• Request
State the number of lines that contain "chairman", with no other text.

::: Data lines

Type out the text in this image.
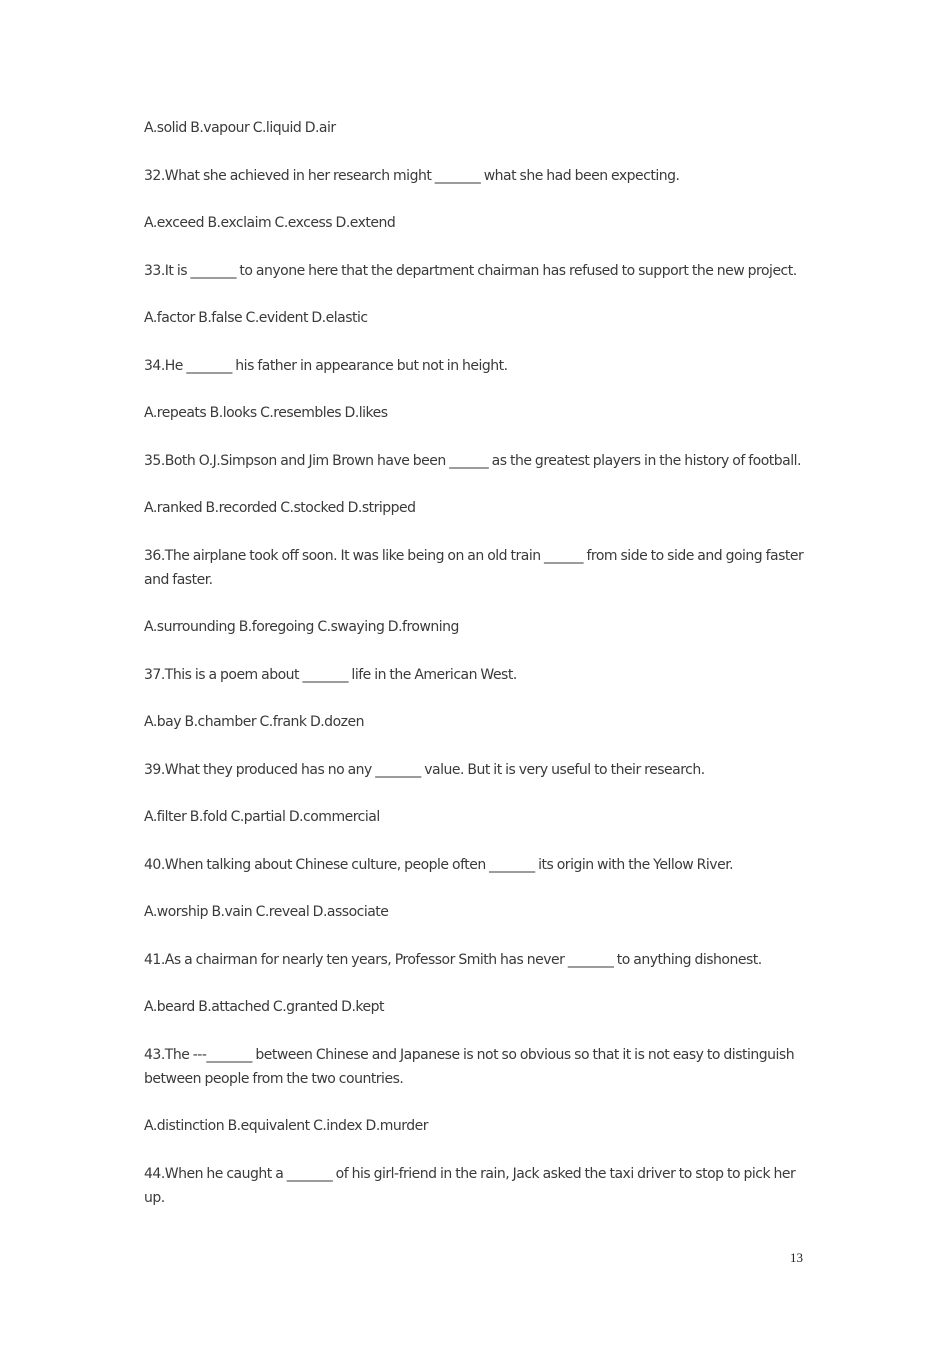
A.solid B.vapour C.liquid D.air

32.What she achieved in her research might _______ what she had been expecting.

A.exceed B.exclaim C.excess D.extend

33.It is _______ to anyone here that the department chairman has refused to support the new project.

A.factor B.false C.evident D.elastic

34.He _______ his father in appearance but not in height.

A.repeats B.looks C.resembles D.likes

35.Both O.J.Simpson and Jim Brown have been ______ as the greatest players in the history of football.

A.ranked B.recorded C.stocked D.stripped

36.The airplane took off soon. It was like being on an old train ______ from side to side and going faster and faster.

A.surrounding B.foregoing C.swaying D.frowning

37.This is a poem about _______ life in the American West.

A.bay B.chamber C.frank D.dozen

39.What they produced has no any _______ value. But it is very useful to their research.

A.filter B.fold C.partial D.commercial

40.When talking about Chinese culture, people often _______ its origin with the Yellow River.

A.worship B.vain C.reveal D.associate

41.As a chairman for nearly ten years, Professor Smith has never _______ to anything dishonest.

A.beard B.attached C.granted D.kept

43.The ---_______ between Chinese and Japanese is not so obvious so that it is not easy to distinguish between people from the two countries.

A.distinction B.equivalent C.index D.murder

44.When he caught a _______ of his girl-friend in the rain, Jack asked the taxi driver to stop to pick her up.

13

::::::

• Reply to the task
2